* [DIRECTIONS] Please give the entries again in full and exactly, without any picture.

(Figure content listings)
▼

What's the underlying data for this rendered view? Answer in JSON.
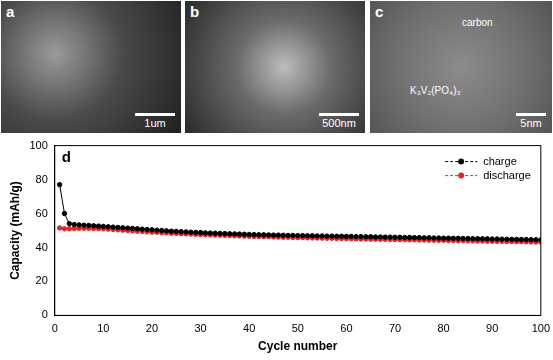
{
  "chart_data": {
    "type": "line",
    "panel_label": "d",
    "x_label": "Cycle number",
    "y_label": "Capacity (mAh/g)",
    "x": [
      1,
      2,
      3,
      4,
      5,
      6,
      7,
      8,
      9,
      10,
      11,
      12,
      13,
      14,
      15,
      16,
      17,
      18,
      19,
      20,
      21,
      22,
      23,
      24,
      25,
      26,
      27,
      28,
      29,
      30,
      31,
      32,
      33,
      34,
      35,
      36,
      37,
      38,
      39,
      40,
      41,
      42,
      43,
      44,
      45,
      46,
      47,
      48,
      49,
      50,
      51,
      52,
      53,
      54,
      55,
      56,
      57,
      58,
      59,
      60,
      61,
      62,
      63,
      64,
      65,
      66,
      67,
      68,
      69,
      70,
      71,
      72,
      73,
      74,
      75,
      76,
      77,
      78,
      79,
      80,
      81,
      82,
      83,
      84,
      85,
      86,
      87,
      88,
      89,
      90,
      91,
      92,
      93,
      94,
      95,
      96,
      97,
      98,
      99,
      100
    ],
    "series": [
      {
        "name": "charge",
        "color": "#000000",
        "marker": "circle",
        "values": [
          77,
          60,
          54,
          53.5,
          53.3,
          53.1,
          53.0,
          52.8,
          52.6,
          52.4,
          52.2,
          52.0,
          51.8,
          51.6,
          51.4,
          51.2,
          51.0,
          50.8,
          50.6,
          50.4,
          50.2,
          50.0,
          49.8,
          49.6,
          49.5,
          49.3,
          49.2,
          49.0,
          48.9,
          48.8,
          48.6,
          48.5,
          48.4,
          48.3,
          48.2,
          48.1,
          48.0,
          47.9,
          47.8,
          47.7,
          47.6,
          47.5,
          47.5,
          47.4,
          47.3,
          47.3,
          47.2,
          47.1,
          47.1,
          47.0,
          47.0,
          46.9,
          46.9,
          46.8,
          46.8,
          46.7,
          46.7,
          46.6,
          46.6,
          46.5,
          46.5,
          46.4,
          46.4,
          46.3,
          46.3,
          46.2,
          46.2,
          46.1,
          46.1,
          46.0,
          46.0,
          45.9,
          45.9,
          45.8,
          45.8,
          45.7,
          45.7,
          45.6,
          45.6,
          45.5,
          45.5,
          45.4,
          45.4,
          45.3,
          45.3,
          45.2,
          45.2,
          45.1,
          45.1,
          45.0,
          45.0,
          44.9,
          44.9,
          44.8,
          44.8,
          44.7,
          44.7,
          44.6,
          44.6,
          44.5
        ]
      },
      {
        "name": "discharge",
        "color": "#e8232a",
        "marker": "circle",
        "values": [
          51.5,
          51.0,
          51.0,
          51.2,
          51.3,
          51.3,
          51.3,
          51.2,
          51.1,
          51.0,
          50.8,
          50.6,
          50.4,
          50.2,
          50.0,
          49.8,
          49.6,
          49.4,
          49.2,
          49.0,
          48.9,
          48.7,
          48.6,
          48.4,
          48.3,
          48.1,
          48.0,
          47.9,
          47.7,
          47.6,
          47.5,
          47.4,
          47.3,
          47.2,
          47.1,
          47.0,
          46.9,
          46.8,
          46.7,
          46.6,
          46.5,
          46.4,
          46.3,
          46.3,
          46.2,
          46.1,
          46.0,
          46.0,
          45.9,
          45.8,
          45.8,
          45.7,
          45.6,
          45.6,
          45.5,
          45.4,
          45.4,
          45.3,
          45.3,
          45.2,
          45.1,
          45.1,
          45.0,
          45.0,
          44.9,
          44.9,
          44.8,
          44.8,
          44.7,
          44.7,
          44.6,
          44.6,
          44.5,
          44.5,
          44.4,
          44.4,
          44.3,
          44.3,
          44.2,
          44.2,
          44.1,
          44.1,
          44.0,
          44.0,
          43.9,
          43.9,
          43.8,
          43.8,
          43.7,
          43.7,
          43.6,
          43.6,
          43.5,
          43.5,
          43.4,
          43.4,
          43.3,
          43.3,
          43.2,
          43.2
        ]
      }
    ],
    "xlim": [
      0,
      100
    ],
    "xticks": [
      0,
      10,
      20,
      30,
      40,
      50,
      60,
      70,
      80,
      90,
      100
    ],
    "ylim": [
      0,
      100
    ],
    "yticks": [
      0,
      20,
      40,
      60,
      80,
      100
    ],
    "grid": false,
    "legend": "upper right"
  },
  "image_panels": [
    {
      "label": "a",
      "scale_bar": "1um"
    },
    {
      "label": "b",
      "scale_bar": "500nm"
    },
    {
      "label": "c",
      "scale_bar": "5nm",
      "annotations": [
        "carbon",
        "K₃V₂(PO₄)₃"
      ]
    }
  ]
}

▲

* [IN RESPONSE]
What's the underlying data for this rendered view? Answer in JSON.
{
  "chart_data": {
    "type": "line",
    "panel_label": "d",
    "x_label": "Cycle number",
    "y_label": "Capacity (mAh/g)",
    "x": [
      1,
      2,
      3,
      4,
      5,
      6,
      7,
      8,
      9,
      10,
      11,
      12,
      13,
      14,
      15,
      16,
      17,
      18,
      19,
      20,
      21,
      22,
      23,
      24,
      25,
      26,
      27,
      28,
      29,
      30,
      31,
      32,
      33,
      34,
      35,
      36,
      37,
      38,
      39,
      40,
      41,
      42,
      43,
      44,
      45,
      46,
      47,
      48,
      49,
      50,
      51,
      52,
      53,
      54,
      55,
      56,
      57,
      58,
      59,
      60,
      61,
      62,
      63,
      64,
      65,
      66,
      67,
      68,
      69,
      70,
      71,
      72,
      73,
      74,
      75,
      76,
      77,
      78,
      79,
      80,
      81,
      82,
      83,
      84,
      85,
      86,
      87,
      88,
      89,
      90,
      91,
      92,
      93,
      94,
      95,
      96,
      97,
      98,
      99,
      100
    ],
    "series": [
      {
        "name": "charge",
        "color": "#000000",
        "marker": "circle",
        "values": [
          77,
          60,
          54,
          53.5,
          53.3,
          53.1,
          53.0,
          52.8,
          52.6,
          52.4,
          52.2,
          52.0,
          51.8,
          51.6,
          51.4,
          51.2,
          51.0,
          50.8,
          50.6,
          50.4,
          50.2,
          50.0,
          49.8,
          49.6,
          49.5,
          49.3,
          49.2,
          49.0,
          48.9,
          48.8,
          48.6,
          48.5,
          48.4,
          48.3,
          48.2,
          48.1,
          48.0,
          47.9,
          47.8,
          47.7,
          47.6,
          47.5,
          47.5,
          47.4,
          47.3,
          47.3,
          47.2,
          47.1,
          47.1,
          47.0,
          47.0,
          46.9,
          46.9,
          46.8,
          46.8,
          46.7,
          46.7,
          46.6,
          46.6,
          46.5,
          46.5,
          46.4,
          46.4,
          46.3,
          46.3,
          46.2,
          46.2,
          46.1,
          46.1,
          46.0,
          46.0,
          45.9,
          45.9,
          45.8,
          45.8,
          45.7,
          45.7,
          45.6,
          45.6,
          45.5,
          45.5,
          45.4,
          45.4,
          45.3,
          45.3,
          45.2,
          45.2,
          45.1,
          45.1,
          45.0,
          45.0,
          44.9,
          44.9,
          44.8,
          44.8,
          44.7,
          44.7,
          44.6,
          44.6,
          44.5
        ]
      },
      {
        "name": "discharge",
        "color": "#e8232a",
        "marker": "circle",
        "values": [
          51.5,
          51.0,
          51.0,
          51.2,
          51.3,
          51.3,
          51.3,
          51.2,
          51.1,
          51.0,
          50.8,
          50.6,
          50.4,
          50.2,
          50.0,
          49.8,
          49.6,
          49.4,
          49.2,
          49.0,
          48.9,
          48.7,
          48.6,
          48.4,
          48.3,
          48.1,
          48.0,
          47.9,
          47.7,
          47.6,
          47.5,
          47.4,
          47.3,
          47.2,
          47.1,
          47.0,
          46.9,
          46.8,
          46.7,
          46.6,
          46.5,
          46.4,
          46.3,
          46.3,
          46.2,
          46.1,
          46.0,
          46.0,
          45.9,
          45.8,
          45.8,
          45.7,
          45.6,
          45.6,
          45.5,
          45.4,
          45.4,
          45.3,
          45.3,
          45.2,
          45.1,
          45.1,
          45.0,
          45.0,
          44.9,
          44.9,
          44.8,
          44.8,
          44.7,
          44.7,
          44.6,
          44.6,
          44.5,
          44.5,
          44.4,
          44.4,
          44.3,
          44.3,
          44.2,
          44.2,
          44.1,
          44.1,
          44.0,
          44.0,
          43.9,
          43.9,
          43.8,
          43.8,
          43.7,
          43.7,
          43.6,
          43.6,
          43.5,
          43.5,
          43.4,
          43.4,
          43.3,
          43.3,
          43.2,
          43.2
        ]
      }
    ],
    "xlim": [
      0,
      100
    ],
    "xticks": [
      0,
      10,
      20,
      30,
      40,
      50,
      60,
      70,
      80,
      90,
      100
    ],
    "ylim": [
      0,
      100
    ],
    "yticks": [
      0,
      20,
      40,
      60,
      80,
      100
    ],
    "grid": false,
    "legend": "upper right"
  },
  "image_panels": [
    {
      "label": "a",
      "scale_bar": "1um"
    },
    {
      "label": "b",
      "scale_bar": "500nm"
    },
    {
      "label": "c",
      "scale_bar": "5nm",
      "annotations": [
        "carbon",
        "K₃V₂(PO₄)₃"
      ]
    }
  ]
}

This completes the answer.